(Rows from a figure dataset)
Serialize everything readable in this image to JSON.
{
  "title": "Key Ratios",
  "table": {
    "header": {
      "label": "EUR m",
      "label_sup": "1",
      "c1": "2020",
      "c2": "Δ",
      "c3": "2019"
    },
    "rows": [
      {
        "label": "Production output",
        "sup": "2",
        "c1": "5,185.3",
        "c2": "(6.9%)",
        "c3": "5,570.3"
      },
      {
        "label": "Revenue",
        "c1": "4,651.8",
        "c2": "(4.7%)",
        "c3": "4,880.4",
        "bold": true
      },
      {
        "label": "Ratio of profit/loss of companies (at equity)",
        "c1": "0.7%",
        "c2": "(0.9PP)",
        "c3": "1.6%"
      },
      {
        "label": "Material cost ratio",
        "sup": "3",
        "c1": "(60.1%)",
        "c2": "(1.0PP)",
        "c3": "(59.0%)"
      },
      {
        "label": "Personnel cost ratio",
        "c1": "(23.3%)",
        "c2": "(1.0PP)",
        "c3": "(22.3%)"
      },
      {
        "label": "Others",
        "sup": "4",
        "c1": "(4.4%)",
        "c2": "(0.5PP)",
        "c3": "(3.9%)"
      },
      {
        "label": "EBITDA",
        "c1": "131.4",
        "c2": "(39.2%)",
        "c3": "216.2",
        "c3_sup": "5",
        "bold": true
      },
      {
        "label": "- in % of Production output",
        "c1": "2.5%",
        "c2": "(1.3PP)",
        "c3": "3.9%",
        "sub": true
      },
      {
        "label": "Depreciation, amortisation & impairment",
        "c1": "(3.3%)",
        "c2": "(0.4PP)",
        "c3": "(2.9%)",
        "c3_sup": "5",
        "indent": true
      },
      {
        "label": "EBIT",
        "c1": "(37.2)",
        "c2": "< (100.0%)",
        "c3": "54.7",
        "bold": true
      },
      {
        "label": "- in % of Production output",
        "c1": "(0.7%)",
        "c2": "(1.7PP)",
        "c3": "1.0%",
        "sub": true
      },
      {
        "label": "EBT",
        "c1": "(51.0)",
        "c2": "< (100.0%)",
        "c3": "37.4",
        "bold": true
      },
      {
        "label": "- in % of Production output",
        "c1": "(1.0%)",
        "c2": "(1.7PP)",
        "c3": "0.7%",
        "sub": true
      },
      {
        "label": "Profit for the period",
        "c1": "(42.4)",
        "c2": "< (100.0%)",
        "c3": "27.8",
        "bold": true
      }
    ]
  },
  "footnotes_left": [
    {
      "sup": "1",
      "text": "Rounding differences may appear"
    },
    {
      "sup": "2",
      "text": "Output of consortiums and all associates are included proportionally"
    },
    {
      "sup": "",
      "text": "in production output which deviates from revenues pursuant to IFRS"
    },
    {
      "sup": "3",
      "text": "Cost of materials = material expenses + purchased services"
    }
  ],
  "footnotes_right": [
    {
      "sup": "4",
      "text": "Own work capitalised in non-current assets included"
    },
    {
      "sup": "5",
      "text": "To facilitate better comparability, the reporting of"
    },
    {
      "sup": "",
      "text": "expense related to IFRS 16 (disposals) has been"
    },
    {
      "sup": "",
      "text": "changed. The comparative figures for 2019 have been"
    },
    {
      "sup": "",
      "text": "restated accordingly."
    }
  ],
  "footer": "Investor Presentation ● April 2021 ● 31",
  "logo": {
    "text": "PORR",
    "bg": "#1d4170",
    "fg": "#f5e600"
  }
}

» **Your instructions**
Note each line of the entries that has "included" in it, and copy those lines.

» **Expected answer**
      "text": "Output of consortiums and all associates are included proportionally"
      "text": "Own work capitalised in non-current assets included"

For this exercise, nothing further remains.